* **Task requirements**: Repeat every line of the material, character for character.

— Start Extracted data —

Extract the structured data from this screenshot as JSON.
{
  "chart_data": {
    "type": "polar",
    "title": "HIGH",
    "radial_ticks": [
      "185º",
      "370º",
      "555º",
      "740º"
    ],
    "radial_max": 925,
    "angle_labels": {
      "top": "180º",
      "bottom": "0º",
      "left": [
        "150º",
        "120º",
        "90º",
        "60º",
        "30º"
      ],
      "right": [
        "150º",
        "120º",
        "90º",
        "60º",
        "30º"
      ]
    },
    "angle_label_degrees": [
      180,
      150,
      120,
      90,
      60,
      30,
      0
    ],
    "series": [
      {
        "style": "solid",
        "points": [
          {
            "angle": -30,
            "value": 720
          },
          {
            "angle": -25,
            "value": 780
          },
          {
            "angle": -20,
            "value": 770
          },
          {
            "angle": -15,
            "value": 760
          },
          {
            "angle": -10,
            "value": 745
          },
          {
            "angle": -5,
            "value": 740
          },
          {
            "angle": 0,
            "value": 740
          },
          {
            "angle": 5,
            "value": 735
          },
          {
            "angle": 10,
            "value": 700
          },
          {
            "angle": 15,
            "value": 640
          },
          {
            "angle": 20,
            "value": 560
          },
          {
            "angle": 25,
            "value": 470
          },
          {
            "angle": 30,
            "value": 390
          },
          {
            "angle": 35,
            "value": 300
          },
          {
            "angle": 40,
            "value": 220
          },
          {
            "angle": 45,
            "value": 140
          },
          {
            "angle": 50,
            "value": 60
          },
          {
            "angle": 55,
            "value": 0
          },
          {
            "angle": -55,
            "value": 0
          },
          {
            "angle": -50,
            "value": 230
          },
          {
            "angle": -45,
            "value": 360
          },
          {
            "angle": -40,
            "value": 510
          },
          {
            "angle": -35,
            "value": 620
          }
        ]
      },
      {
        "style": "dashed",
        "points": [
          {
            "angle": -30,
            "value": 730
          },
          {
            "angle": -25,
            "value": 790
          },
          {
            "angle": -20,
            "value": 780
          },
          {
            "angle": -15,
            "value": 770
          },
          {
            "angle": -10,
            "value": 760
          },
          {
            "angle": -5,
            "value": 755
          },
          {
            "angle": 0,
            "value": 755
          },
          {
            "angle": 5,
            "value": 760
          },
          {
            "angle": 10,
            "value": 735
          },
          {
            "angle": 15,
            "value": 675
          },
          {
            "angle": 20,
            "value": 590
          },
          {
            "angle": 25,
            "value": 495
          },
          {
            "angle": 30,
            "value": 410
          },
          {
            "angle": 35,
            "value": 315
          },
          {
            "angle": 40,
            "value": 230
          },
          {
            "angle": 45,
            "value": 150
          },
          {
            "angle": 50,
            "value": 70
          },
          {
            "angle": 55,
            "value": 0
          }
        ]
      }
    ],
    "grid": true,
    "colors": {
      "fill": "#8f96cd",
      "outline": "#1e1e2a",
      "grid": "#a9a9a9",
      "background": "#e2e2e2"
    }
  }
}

— End Extracted data —

* **Result of this task**:
Extract the structured data from this screenshot as JSON.
{
  "chart_data": {
    "type": "polar",
    "title": "HIGH",
    "radial_ticks": [
      "185º",
      "370º",
      "555º",
      "740º"
    ],
    "radial_max": 925,
    "angle_labels": {
      "top": "180º",
      "bottom": "0º",
      "left": [
        "150º",
        "120º",
        "90º",
        "60º",
        "30º"
      ],
      "right": [
        "150º",
        "120º",
        "90º",
        "60º",
        "30º"
      ]
    },
    "angle_label_degrees": [
      180,
      150,
      120,
      90,
      60,
      30,
      0
    ],
    "series": [
      {
        "style": "solid",
        "points": [
          {
            "angle": -30,
            "value": 720
          },
          {
            "angle": -25,
            "value": 780
          },
          {
            "angle": -20,
            "value": 770
          },
          {
            "angle": -15,
            "value": 760
          },
          {
            "angle": -10,
            "value": 745
          },
          {
            "angle": -5,
            "value": 740
          },
          {
            "angle": 0,
            "value": 740
          },
          {
            "angle": 5,
            "value": 735
          },
          {
            "angle": 10,
            "value": 700
          },
          {
            "angle": 15,
            "value": 640
          },
          {
            "angle": 20,
            "value": 560
          },
          {
            "angle": 25,
            "value": 470
          },
          {
            "angle": 30,
            "value": 390
          },
          {
            "angle": 35,
            "value": 300
          },
          {
            "angle": 40,
            "value": 220
          },
          {
            "angle": 45,
            "value": 140
          },
          {
            "angle": 50,
            "value": 60
          },
          {
            "angle": 55,
            "value": 0
          },
          {
            "angle": -55,
            "value": 0
          },
          {
            "angle": -50,
            "value": 230
          },
          {
            "angle": -45,
            "value": 360
          },
          {
            "angle": -40,
            "value": 510
          },
          {
            "angle": -35,
            "value": 620
          }
        ]
      },
      {
        "style": "dashed",
        "points": [
          {
            "angle": -30,
            "value": 730
          },
          {
            "angle": -25,
            "value": 790
          },
          {
            "angle": -20,
            "value": 780
          },
          {
            "angle": -15,
            "value": 770
          },
          {
            "angle": -10,
            "value": 760
          },
          {
            "angle": -5,
            "value": 755
          },
          {
            "angle": 0,
            "value": 755
          },
          {
            "angle": 5,
            "value": 760
          },
          {
            "angle": 10,
            "value": 735
          },
          {
            "angle": 15,
            "value": 675
          },
          {
            "angle": 20,
            "value": 590
          },
          {
            "angle": 25,
            "value": 495
          },
          {
            "angle": 30,
            "value": 410
          },
          {
            "angle": 35,
            "value": 315
          },
          {
            "angle": 40,
            "value": 230
          },
          {
            "angle": 45,
            "value": 150
          },
          {
            "angle": 50,
            "value": 70
          },
          {
            "angle": 55,
            "value": 0
          }
        ]
      }
    ],
    "grid": true,
    "colors": {
      "fill": "#8f96cd",
      "outline": "#1e1e2a",
      "grid": "#a9a9a9",
      "background": "#e2e2e2"
    }
  }
}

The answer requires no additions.